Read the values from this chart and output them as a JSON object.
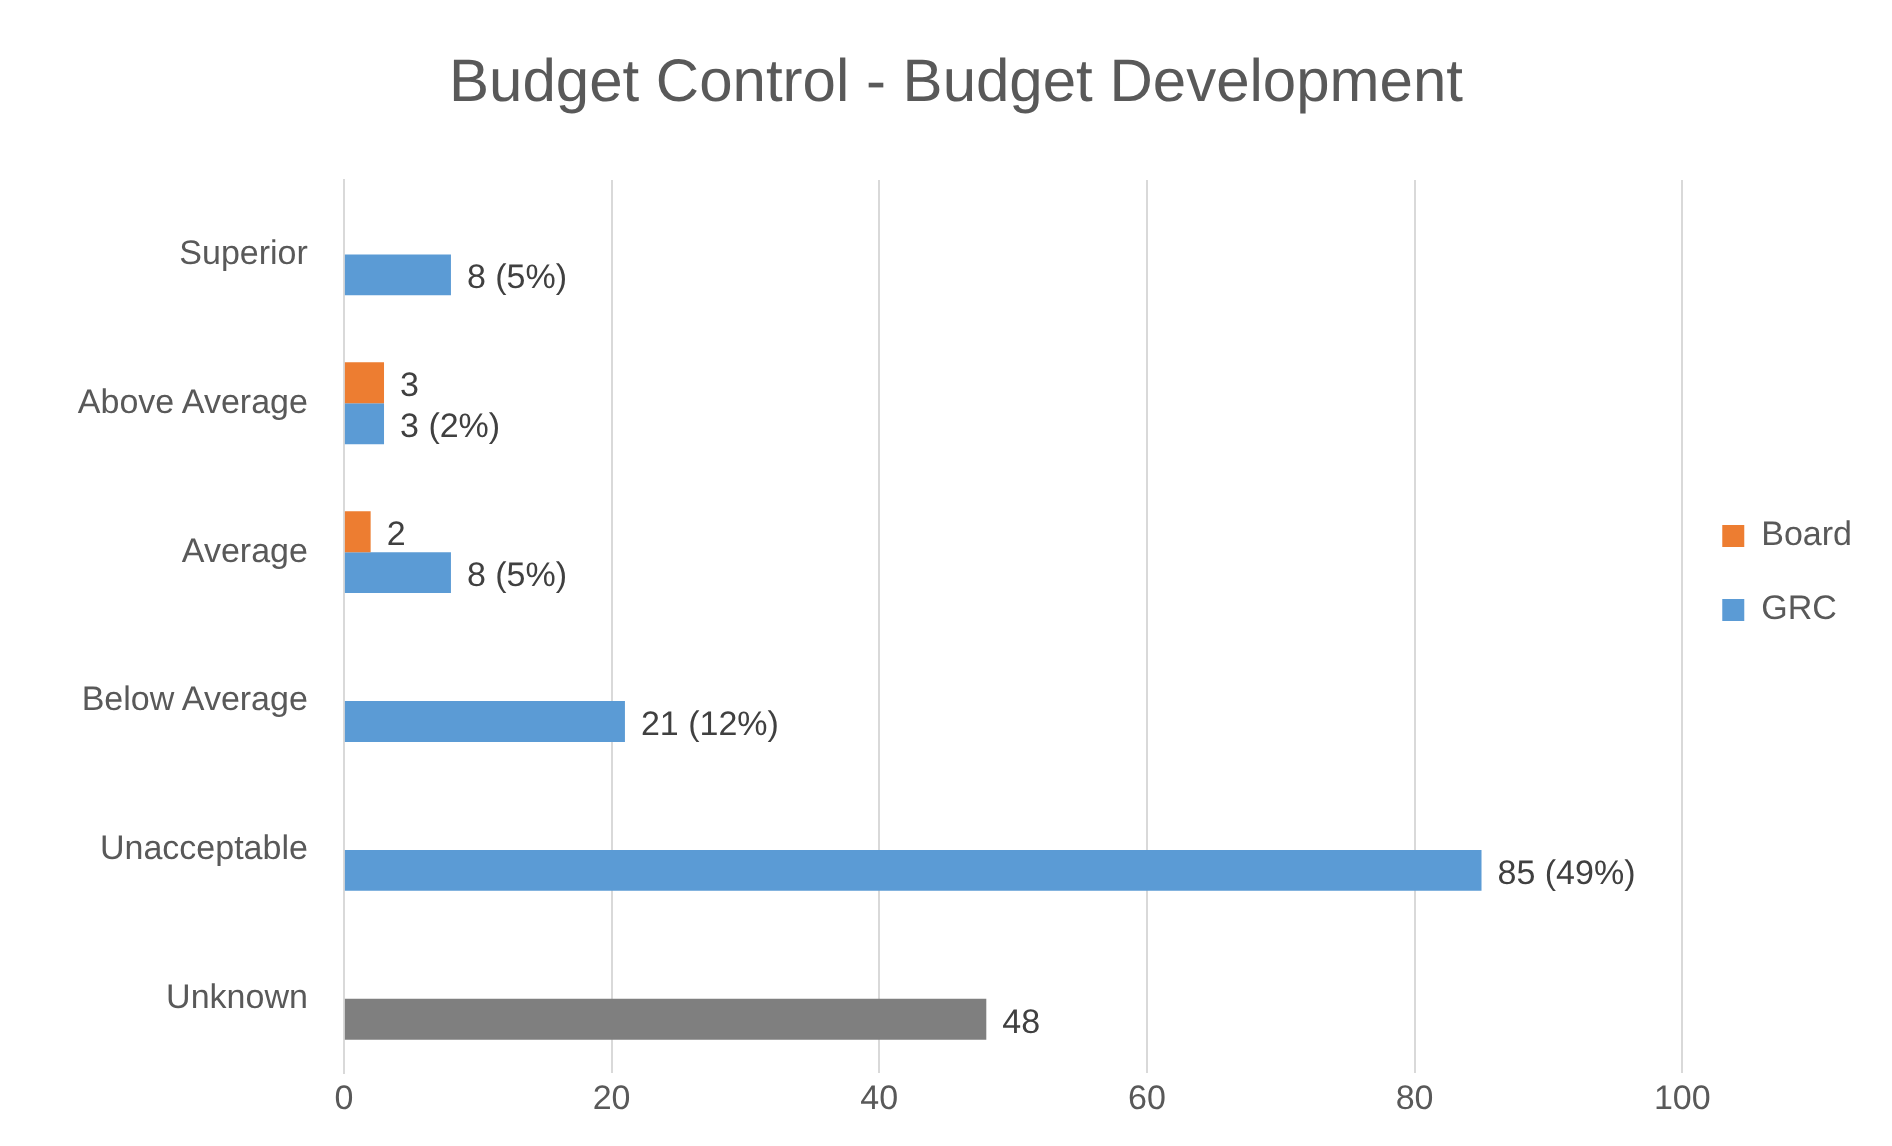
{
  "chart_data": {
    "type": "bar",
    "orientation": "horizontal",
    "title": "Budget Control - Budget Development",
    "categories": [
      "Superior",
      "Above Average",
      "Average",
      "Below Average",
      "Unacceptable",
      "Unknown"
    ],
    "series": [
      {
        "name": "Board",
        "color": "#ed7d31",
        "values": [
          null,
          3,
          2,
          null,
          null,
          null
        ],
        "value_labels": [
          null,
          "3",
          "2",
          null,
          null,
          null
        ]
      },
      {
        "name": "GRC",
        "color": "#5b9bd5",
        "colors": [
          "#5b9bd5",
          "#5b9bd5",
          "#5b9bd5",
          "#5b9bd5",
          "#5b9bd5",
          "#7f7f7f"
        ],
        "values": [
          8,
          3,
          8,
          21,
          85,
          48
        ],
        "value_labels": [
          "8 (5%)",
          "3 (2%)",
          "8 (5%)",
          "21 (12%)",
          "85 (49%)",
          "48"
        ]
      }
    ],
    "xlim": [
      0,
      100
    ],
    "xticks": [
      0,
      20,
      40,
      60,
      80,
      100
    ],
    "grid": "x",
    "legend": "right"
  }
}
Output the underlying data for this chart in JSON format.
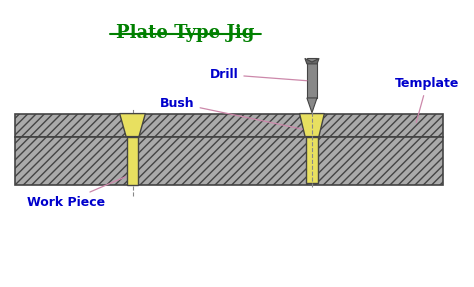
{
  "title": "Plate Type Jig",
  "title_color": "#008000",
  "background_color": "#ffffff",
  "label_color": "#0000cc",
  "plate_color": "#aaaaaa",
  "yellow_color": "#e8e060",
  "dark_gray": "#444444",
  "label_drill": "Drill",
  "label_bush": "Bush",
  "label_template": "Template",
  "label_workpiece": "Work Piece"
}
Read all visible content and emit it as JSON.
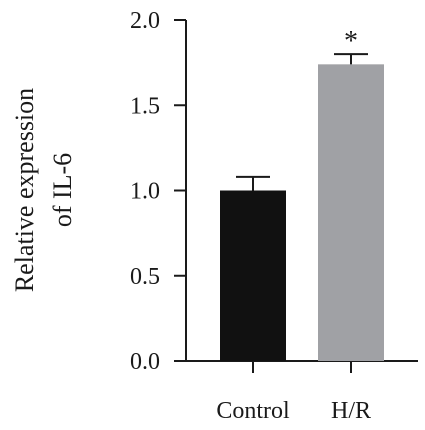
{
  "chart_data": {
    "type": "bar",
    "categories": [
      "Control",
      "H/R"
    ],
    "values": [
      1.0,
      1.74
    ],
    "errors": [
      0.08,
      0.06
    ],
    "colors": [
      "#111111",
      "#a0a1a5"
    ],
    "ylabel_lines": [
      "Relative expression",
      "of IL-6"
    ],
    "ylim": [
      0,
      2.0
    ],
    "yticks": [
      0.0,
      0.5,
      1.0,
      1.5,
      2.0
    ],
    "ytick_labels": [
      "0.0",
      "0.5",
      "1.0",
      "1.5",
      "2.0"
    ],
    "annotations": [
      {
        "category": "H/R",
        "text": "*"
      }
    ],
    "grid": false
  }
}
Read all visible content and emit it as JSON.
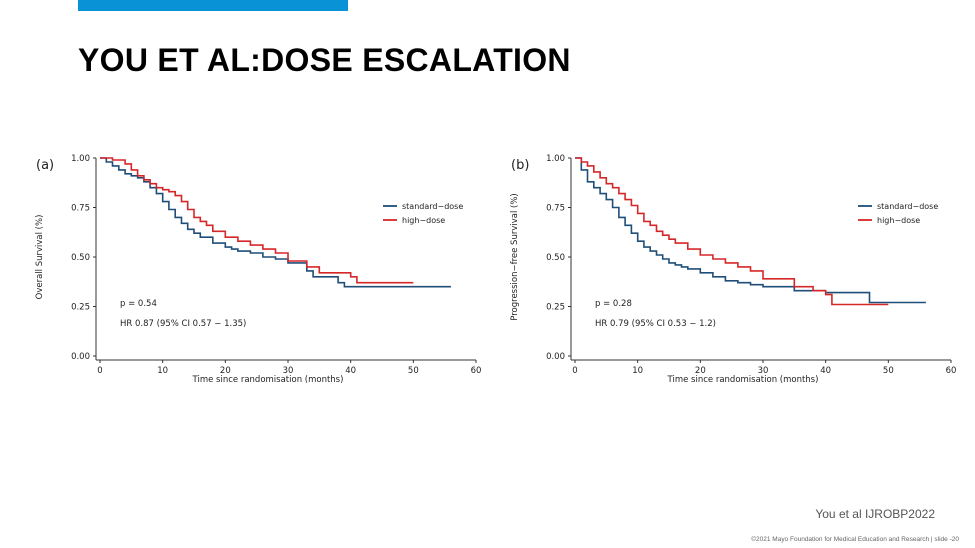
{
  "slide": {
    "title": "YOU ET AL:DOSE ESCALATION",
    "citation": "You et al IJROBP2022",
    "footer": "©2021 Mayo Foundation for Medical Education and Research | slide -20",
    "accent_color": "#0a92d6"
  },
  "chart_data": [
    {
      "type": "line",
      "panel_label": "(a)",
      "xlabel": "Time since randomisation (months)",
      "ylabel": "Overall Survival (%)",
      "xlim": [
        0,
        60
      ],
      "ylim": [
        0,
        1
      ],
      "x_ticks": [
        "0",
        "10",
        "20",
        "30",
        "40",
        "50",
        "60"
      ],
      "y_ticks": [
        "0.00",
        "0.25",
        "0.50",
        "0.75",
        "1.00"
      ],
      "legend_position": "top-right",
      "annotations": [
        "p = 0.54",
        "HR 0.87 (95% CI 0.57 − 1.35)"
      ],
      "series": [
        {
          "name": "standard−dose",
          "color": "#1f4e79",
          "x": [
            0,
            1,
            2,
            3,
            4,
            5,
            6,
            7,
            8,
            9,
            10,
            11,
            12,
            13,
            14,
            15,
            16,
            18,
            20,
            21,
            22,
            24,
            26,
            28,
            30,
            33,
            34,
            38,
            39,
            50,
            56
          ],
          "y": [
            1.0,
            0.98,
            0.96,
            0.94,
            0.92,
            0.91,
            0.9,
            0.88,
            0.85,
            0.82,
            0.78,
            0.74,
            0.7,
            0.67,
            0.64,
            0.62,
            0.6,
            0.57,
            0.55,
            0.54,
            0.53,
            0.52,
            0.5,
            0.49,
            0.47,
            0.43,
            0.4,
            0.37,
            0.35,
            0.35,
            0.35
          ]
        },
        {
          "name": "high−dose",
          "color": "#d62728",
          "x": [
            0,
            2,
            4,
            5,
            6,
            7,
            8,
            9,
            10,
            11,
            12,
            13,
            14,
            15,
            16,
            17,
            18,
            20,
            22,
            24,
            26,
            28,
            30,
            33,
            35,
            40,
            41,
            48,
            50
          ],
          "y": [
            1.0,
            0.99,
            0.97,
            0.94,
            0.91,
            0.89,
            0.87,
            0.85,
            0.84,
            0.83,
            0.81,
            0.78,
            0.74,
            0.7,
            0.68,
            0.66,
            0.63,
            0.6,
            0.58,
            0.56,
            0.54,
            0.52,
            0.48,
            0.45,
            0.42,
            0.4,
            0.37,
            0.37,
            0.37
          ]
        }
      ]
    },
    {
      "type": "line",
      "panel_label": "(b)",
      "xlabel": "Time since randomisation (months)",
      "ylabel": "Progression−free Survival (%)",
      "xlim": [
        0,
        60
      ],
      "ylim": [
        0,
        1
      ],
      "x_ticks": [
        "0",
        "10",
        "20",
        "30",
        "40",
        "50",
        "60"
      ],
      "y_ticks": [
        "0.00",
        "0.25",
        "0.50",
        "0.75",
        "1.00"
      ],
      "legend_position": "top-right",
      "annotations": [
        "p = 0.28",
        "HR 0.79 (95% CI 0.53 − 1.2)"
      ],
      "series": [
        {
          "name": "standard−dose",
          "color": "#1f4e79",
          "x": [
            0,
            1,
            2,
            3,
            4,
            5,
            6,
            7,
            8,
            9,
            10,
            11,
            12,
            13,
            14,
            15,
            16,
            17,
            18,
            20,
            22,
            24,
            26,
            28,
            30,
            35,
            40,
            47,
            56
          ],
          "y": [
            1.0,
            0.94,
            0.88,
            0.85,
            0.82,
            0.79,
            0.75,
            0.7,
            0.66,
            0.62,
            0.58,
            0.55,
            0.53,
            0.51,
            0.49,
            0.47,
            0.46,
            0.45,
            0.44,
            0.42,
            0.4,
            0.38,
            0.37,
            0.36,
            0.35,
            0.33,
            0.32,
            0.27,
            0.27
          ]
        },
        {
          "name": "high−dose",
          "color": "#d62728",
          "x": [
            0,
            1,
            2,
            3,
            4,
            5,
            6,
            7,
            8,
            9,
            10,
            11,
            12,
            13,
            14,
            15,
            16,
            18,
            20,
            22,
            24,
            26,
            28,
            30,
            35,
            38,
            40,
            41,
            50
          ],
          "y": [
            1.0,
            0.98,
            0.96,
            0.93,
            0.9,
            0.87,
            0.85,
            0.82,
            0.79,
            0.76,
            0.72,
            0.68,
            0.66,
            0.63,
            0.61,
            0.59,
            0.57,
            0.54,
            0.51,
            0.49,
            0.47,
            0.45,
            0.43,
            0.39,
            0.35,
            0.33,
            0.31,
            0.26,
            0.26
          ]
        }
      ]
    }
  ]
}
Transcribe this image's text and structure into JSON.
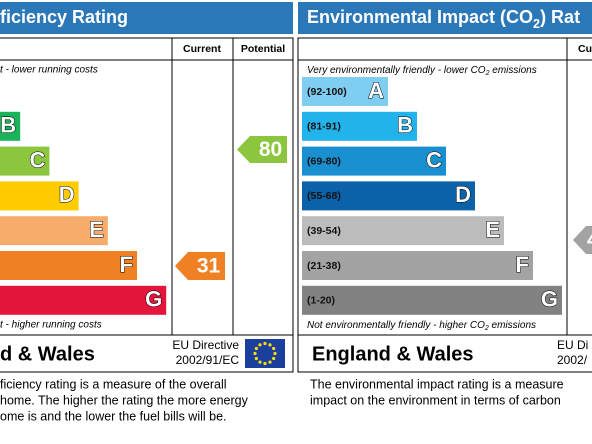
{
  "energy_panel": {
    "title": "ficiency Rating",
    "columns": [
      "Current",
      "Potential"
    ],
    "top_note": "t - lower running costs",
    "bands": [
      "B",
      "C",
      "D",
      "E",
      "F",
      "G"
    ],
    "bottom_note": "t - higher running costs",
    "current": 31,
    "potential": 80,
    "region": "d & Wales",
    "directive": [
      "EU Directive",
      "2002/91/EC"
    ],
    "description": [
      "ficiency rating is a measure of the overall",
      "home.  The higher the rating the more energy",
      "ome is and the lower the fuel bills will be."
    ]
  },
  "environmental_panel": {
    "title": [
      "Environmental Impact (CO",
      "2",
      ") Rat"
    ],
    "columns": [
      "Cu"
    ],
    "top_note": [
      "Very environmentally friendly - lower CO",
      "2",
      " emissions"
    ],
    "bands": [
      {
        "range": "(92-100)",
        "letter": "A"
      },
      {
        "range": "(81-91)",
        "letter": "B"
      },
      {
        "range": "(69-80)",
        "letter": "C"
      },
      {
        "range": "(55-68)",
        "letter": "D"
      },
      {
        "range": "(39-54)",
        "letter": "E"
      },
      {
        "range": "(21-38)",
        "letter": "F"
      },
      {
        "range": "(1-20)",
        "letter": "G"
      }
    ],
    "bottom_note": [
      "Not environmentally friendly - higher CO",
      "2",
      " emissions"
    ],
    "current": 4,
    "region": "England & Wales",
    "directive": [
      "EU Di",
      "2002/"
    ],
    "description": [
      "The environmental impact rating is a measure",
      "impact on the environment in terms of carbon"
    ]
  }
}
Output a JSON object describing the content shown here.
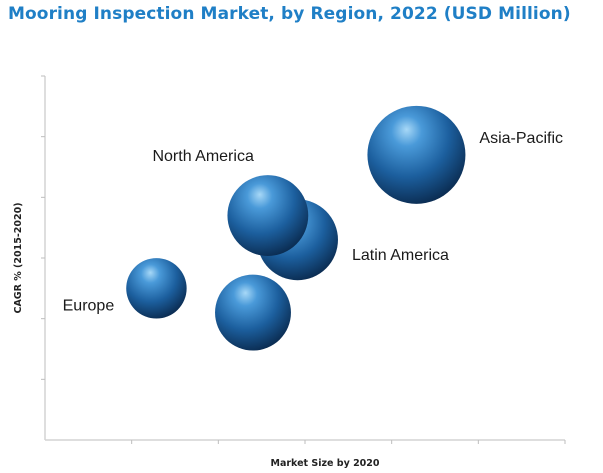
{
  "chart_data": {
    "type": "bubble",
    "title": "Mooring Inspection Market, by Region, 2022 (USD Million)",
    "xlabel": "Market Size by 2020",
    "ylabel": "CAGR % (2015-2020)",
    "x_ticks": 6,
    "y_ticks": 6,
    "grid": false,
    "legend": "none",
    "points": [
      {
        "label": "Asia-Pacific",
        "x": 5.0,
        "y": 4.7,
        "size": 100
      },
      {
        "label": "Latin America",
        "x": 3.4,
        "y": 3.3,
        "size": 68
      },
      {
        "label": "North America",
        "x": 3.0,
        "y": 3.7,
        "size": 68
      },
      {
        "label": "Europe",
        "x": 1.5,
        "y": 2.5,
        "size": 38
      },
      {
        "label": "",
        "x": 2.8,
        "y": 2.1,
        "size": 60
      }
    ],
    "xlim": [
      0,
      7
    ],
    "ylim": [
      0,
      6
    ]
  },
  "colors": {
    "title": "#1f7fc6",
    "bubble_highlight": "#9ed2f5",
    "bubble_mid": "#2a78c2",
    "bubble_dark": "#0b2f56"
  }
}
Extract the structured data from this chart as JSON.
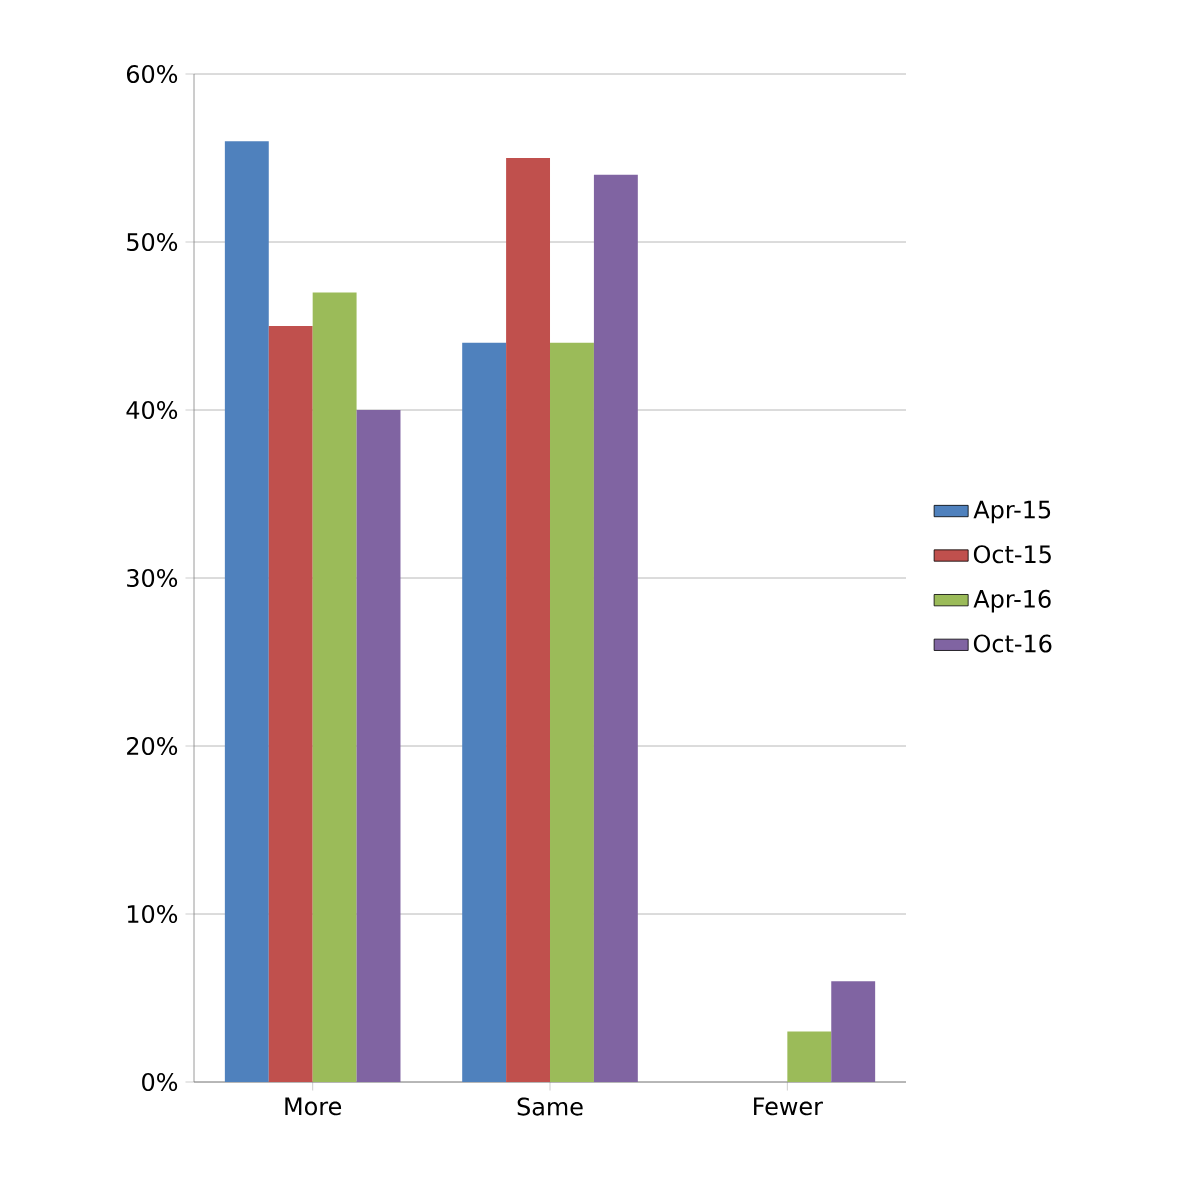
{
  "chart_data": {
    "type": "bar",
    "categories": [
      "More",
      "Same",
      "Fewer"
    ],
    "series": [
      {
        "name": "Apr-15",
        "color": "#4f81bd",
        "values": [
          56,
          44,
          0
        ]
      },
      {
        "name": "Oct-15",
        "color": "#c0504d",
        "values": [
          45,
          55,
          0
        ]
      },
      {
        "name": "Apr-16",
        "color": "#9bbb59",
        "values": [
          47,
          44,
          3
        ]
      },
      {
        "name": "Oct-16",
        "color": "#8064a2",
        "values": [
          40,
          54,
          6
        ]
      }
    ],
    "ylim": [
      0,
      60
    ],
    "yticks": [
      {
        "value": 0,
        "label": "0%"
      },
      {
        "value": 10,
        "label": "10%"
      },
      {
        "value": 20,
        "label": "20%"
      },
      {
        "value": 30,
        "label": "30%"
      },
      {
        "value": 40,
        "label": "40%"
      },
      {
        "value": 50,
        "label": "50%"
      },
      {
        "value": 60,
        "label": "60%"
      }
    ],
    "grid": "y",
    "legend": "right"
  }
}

++++++++++++++++++++

Aim of the task -> Search the preceding listing for the word "lower" and pull out every line that holds it.

Final result ->
    "top_note": "t - lower running costs",
      "ome is and the lower the fuel bills will be."
      "Very environmentally friendly - lower CO",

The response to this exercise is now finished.